= Data excerpts =
☆ ☆ ☆
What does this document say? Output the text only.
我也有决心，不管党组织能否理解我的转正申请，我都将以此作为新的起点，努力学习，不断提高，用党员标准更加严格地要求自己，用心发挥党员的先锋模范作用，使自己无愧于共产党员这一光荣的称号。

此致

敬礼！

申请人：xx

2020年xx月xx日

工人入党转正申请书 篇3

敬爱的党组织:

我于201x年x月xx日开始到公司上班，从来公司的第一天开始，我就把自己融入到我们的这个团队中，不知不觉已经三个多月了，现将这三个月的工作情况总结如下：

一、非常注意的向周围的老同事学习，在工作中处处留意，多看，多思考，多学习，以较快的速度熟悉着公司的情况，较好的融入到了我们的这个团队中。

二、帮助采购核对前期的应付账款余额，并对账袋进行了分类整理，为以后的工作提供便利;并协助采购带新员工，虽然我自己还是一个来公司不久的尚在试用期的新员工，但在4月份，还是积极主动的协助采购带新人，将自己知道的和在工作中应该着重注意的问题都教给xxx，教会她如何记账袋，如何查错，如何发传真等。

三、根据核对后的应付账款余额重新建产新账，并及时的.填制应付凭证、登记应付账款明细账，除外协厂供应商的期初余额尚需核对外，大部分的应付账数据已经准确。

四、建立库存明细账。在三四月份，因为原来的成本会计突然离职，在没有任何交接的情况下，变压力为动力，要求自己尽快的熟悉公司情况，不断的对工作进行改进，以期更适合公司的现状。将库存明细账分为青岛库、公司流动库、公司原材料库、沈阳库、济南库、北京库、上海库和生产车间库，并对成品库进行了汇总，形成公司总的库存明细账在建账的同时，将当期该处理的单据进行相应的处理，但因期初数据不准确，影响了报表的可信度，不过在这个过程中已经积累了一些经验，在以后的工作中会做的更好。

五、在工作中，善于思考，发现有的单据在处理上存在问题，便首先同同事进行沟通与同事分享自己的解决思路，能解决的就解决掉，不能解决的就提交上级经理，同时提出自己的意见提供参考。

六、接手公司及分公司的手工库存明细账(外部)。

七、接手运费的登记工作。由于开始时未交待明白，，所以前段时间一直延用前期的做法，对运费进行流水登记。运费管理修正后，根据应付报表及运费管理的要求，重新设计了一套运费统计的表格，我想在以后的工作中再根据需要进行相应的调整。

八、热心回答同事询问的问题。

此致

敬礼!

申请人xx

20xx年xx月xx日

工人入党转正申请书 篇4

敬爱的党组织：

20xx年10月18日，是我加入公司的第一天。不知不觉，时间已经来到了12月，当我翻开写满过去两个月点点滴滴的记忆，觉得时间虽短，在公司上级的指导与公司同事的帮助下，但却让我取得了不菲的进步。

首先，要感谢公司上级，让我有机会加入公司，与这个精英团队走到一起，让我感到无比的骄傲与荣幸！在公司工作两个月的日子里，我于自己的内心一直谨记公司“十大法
☆ ☆ ☆
= Task goal =
Extract the entries above verbatim.

= Reply to the task =
What does this document say? Output the text only.
我也有决心，不管党组织能否理解我的转正申请，我都将以此作为新的起点，努力学习，不断提高，用党员标准更加严格地要求自己，用心发挥党员的先锋模范作用，使自己无愧于共产党员这一光荣的称号。

此致

敬礼！

申请人：xx

2020年xx月xx日

工人入党转正申请书 篇3

敬爱的党组织:

我于201x年x月xx日开始到公司上班，从来公司的第一天开始，我就把自己融入到我们的这个团队中，不知不觉已经三个多月了，现将这三个月的工作情况总结如下：

一、非常注意的向周围的老同事学习，在工作中处处留意，多看，多思考，多学习，以较快的速度熟悉着公司的情况，较好的融入到了我们的这个团队中。

二、帮助采购核对前期的应付账款余额，并对账袋进行了分类整理，为以后的工作提供便利;并协助采购带新员工，虽然我自己还是一个来公司不久的尚在试用期的新员工，但在4月份，还是积极主动的协助采购带新人，将自己知道的和在工作中应该着重注意的问题都教给xxx，教会她如何记账袋，如何查错，如何发传真等。

三、根据核对后的应付账款余额重新建产新账，并及时的.填制应付凭证、登记应付账款明细账，除外协厂供应商的期初余额尚需核对外，大部分的应付账数据已经准确。

四、建立库存明细账。在三四月份，因为原来的成本会计突然离职，在没有任何交接的情况下，变压力为动力，要求自己尽快的熟悉公司情况，不断的对工作进行改进，以期更适合公司的现状。将库存明细账分为青岛库、公司流动库、公司原材料库、沈阳库、济南库、北京库、上海库和生产车间库，并对成品库进行了汇总，形成公司总的库存明细账在建账的同时，将当期该处理的单据进行相应的处理，但因期初数据不准确，影响了报表的可信度，不过在这个过程中已经积累了一些经验，在以后的工作中会做的更好。

五、在工作中，善于思考，发现有的单据在处理上存在问题，便首先同同事进行沟通与同事分享自己的解决思路，能解决的就解决掉，不能解决的就提交上级经理，同时提出自己的意见提供参考。

六、接手公司及分公司的手工库存明细账(外部)。

七、接手运费的登记工作。由于开始时未交待明白，，所以前段时间一直延用前期的做法，对运费进行流水登记。运费管理修正后，根据应付报表及运费管理的要求，重新设计了一套运费统计的表格，我想在以后的工作中再根据需要进行相应的调整。

八、热心回答同事询问的问题。

此致

敬礼!

申请人xx

20xx年xx月xx日

工人入党转正申请书 篇4

敬爱的党组织：

20xx年10月18日，是我加入公司的第一天。不知不觉，时间已经来到了12月，当我翻开写满过去两个月点点滴滴的记忆，觉得时间虽短，在公司上级的指导与公司同事的帮助下，但却让我取得了不菲的进步。

首先，要感谢公司上级，让我有机会加入公司，与这个精英团队走到一起，让我感到无比的骄傲与荣幸！在公司工作两个月的日子里，我于自己的内心一直谨记公司“十大法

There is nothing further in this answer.